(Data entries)

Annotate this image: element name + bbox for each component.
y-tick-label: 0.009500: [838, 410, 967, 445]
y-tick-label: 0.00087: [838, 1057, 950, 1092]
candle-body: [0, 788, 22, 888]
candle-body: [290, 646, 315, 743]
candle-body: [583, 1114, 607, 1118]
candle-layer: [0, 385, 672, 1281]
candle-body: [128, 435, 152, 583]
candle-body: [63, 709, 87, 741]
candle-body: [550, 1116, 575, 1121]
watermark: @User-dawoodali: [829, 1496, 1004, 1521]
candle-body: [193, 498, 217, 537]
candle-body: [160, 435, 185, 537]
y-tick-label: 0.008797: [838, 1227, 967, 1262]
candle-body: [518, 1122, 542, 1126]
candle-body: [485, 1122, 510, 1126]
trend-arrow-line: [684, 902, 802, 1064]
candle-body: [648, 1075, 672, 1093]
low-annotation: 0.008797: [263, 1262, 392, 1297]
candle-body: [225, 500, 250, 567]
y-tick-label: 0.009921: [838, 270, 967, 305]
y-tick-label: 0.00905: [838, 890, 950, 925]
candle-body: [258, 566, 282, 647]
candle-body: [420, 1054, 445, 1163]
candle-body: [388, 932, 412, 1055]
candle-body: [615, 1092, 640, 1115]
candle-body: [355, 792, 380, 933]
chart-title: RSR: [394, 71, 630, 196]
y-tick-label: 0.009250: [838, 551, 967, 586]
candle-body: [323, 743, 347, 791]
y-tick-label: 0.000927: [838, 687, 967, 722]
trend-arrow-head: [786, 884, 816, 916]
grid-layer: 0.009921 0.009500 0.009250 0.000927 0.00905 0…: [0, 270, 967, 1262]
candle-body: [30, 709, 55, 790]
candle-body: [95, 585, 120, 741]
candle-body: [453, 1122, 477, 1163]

» What the task asks:
Put every line of the listing above into a JSON list of strings, one string per line, skipping any blank lines.

» Completed exercise:
[
  "Annotate this image: element name + bbox for each component.",
  "y-tick-label: 0.009500: [838, 410, 967, 445]",
  "y-tick-label: 0.00087: [838, 1057, 950, 1092]",
  "candle-body: [0, 788, 22, 888]",
  "candle-body: [290, 646, 315, 743]",
  "candle-body: [583, 1114, 607, 1118]",
  "candle-layer: [0, 385, 672, 1281]",
  "candle-body: [128, 435, 152, 583]",
  "candle-body: [63, 709, 87, 741]",
  "candle-body: [550, 1116, 575, 1121]",
  "watermark: @User-dawoodali: [829, 1496, 1004, 1521]",
  "candle-body: [193, 498, 217, 537]",
  "candle-body: [160, 435, 185, 537]",
  "y-tick-label: 0.008797: [838, 1227, 967, 1262]",
  "candle-body: [518, 1122, 542, 1126]",
  "candle-body: [485, 1122, 510, 1126]",
  "trend-arrow-line: [684, 902, 802, 1064]",
  "candle-body: [648, 1075, 672, 1093]",
  "low-annotation: 0.008797: [263, 1262, 392, 1297]",
  "candle-body: [225, 500, 250, 567]",
  "y-tick-label: 0.009921: [838, 270, 967, 305]",
  "y-tick-label: 0.00905: [838, 890, 950, 925]",
  "candle-body: [258, 566, 282, 647]",
  "candle-body: [420, 1054, 445, 1163]",
  "candle-body: [388, 932, 412, 1055]",
  "candle-body: [615, 1092, 640, 1115]",
  "candle-body: [355, 792, 380, 933]",
  "chart-title: RSR: [394, 71, 630, 196]",
  "y-tick-label: 0.009250: [838, 551, 967, 586]",
  "candle-body: [323, 743, 347, 791]",
  "y-tick-label: 0.000927: [838, 687, 967, 722]",
  "trend-arrow-head: [786, 884, 816, 916]",
  "grid-layer: 0.009921 0.009500 0.009250 0.000927 0.00905 0…: [0, 270, 967, 1262]",
  "candle-body: [30, 709, 55, 790]",
  "candle-body: [95, 585, 120, 741]",
  "candle-body: [453, 1122, 477, 1163]"
]